--- TASK INPUT ---
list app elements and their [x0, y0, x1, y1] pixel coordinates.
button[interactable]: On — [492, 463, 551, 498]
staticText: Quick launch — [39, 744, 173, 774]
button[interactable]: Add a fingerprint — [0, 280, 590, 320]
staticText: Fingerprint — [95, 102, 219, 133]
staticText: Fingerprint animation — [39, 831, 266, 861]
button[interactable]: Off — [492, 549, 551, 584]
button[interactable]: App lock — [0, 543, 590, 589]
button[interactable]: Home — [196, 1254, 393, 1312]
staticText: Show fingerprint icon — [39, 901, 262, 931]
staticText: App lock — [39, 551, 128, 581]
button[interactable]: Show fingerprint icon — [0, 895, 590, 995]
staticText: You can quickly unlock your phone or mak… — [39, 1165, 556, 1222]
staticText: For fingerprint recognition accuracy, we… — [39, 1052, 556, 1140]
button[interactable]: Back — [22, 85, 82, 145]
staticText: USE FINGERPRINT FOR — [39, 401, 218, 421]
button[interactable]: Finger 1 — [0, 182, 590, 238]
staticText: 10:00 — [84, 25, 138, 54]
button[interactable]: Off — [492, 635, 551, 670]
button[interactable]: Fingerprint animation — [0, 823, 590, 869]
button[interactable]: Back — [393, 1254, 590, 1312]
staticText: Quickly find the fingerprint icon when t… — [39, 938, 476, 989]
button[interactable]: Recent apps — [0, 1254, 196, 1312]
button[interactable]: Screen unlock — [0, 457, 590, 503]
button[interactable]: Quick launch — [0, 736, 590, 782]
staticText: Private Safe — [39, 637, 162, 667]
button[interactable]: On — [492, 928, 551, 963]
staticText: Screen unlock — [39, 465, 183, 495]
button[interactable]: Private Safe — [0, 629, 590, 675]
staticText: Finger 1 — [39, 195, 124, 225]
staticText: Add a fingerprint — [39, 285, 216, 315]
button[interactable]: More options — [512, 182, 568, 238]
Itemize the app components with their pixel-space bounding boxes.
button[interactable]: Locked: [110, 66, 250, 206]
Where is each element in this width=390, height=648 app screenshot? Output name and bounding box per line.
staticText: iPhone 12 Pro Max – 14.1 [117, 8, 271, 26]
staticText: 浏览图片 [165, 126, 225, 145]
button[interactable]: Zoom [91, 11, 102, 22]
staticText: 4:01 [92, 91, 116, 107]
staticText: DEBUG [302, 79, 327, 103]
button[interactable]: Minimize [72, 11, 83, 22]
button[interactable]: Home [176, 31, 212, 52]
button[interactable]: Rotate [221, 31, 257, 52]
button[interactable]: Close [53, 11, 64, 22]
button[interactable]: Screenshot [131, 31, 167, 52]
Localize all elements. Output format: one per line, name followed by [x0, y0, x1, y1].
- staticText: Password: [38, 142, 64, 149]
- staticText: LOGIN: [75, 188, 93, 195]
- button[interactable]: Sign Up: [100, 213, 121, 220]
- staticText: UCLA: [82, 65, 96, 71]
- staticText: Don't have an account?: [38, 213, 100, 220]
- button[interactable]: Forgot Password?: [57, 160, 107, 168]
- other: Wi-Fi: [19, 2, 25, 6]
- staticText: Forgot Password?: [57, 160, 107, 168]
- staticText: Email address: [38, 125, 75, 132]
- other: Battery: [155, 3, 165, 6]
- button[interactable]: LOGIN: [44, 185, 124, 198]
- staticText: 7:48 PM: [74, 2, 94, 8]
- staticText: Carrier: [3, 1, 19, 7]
---
[WHAT IS EXPECTED]: Please set down every line of the records above, unchanged and in the same order.

[FULL OUTPUT]:
list app elements and their [x0, y0, x1, y1] pixel coordinates.
button[interactable]: On — [492, 463, 551, 498]
staticText: Quick launch — [39, 744, 173, 774]
button[interactable]: Add a fingerprint — [0, 280, 590, 320]
staticText: Fingerprint — [95, 102, 219, 133]
staticText: Fingerprint animation — [39, 831, 266, 861]
button[interactable]: Off — [492, 549, 551, 584]
button[interactable]: App lock — [0, 543, 590, 589]
button[interactable]: Home — [196, 1254, 393, 1312]
staticText: Show fingerprint icon — [39, 901, 262, 931]
staticText: App lock — [39, 551, 128, 581]
button[interactable]: Show fingerprint icon — [0, 895, 590, 995]
staticText: You can quickly unlock your phone or mak… — [39, 1165, 556, 1222]
staticText: For fingerprint recognition accuracy, we… — [39, 1052, 556, 1140]
button[interactable]: Back — [22, 85, 82, 145]
staticText: USE FINGERPRINT FOR — [39, 401, 218, 421]
button[interactable]: Finger 1 — [0, 182, 590, 238]
staticText: 10:00 — [84, 25, 138, 54]
button[interactable]: Off — [492, 635, 551, 670]
button[interactable]: Fingerprint animation — [0, 823, 590, 869]
button[interactable]: Back — [393, 1254, 590, 1312]
staticText: Quickly find the fingerprint icon when t… — [39, 938, 476, 989]
button[interactable]: Recent apps — [0, 1254, 196, 1312]
button[interactable]: Screen unlock — [0, 457, 590, 503]
button[interactable]: Quick launch — [0, 736, 590, 782]
staticText: Private Safe — [39, 637, 162, 667]
button[interactable]: On — [492, 928, 551, 963]
staticText: Screen unlock — [39, 465, 183, 495]
button[interactable]: Private Safe — [0, 629, 590, 675]
staticText: Finger 1 — [39, 195, 124, 225]
staticText: Add a fingerprint — [39, 285, 216, 315]
button[interactable]: More options — [512, 182, 568, 238]
Itemize the app components with their pixel-space bounding boxes.
button[interactable]: Locked: [110, 66, 250, 206]
Where is each element in this width=390, height=648 app screenshot? Output name and bounding box per line.
staticText: iPhone 12 Pro Max – 14.1 [117, 8, 271, 26]
staticText: 浏览图片 [165, 126, 225, 145]
button[interactable]: Zoom [91, 11, 102, 22]
staticText: 4:01 [92, 91, 116, 107]
staticText: DEBUG [302, 79, 327, 103]
button[interactable]: Minimize [72, 11, 83, 22]
button[interactable]: Home [176, 31, 212, 52]
button[interactable]: Rotate [221, 31, 257, 52]
button[interactable]: Close [53, 11, 64, 22]
button[interactable]: Screenshot [131, 31, 167, 52]
Localize all elements. Output format: one per line, name followed by [x0, y0, x1, y1].
- staticText: Password: [38, 142, 64, 149]
- staticText: LOGIN: [75, 188, 93, 195]
- button[interactable]: Sign Up: [100, 213, 121, 220]
- staticText: UCLA: [82, 65, 96, 71]
- staticText: Don't have an account?: [38, 213, 100, 220]
- button[interactable]: Forgot Password?: [57, 160, 107, 168]
- other: Wi-Fi: [19, 2, 25, 6]
- staticText: Forgot Password?: [57, 160, 107, 168]
- staticText: Email address: [38, 125, 75, 132]
- other: Battery: [155, 3, 165, 6]
- button[interactable]: LOGIN: [44, 185, 124, 198]
- staticText: 7:48 PM: [74, 2, 94, 8]
- staticText: Carrier: [3, 1, 19, 7]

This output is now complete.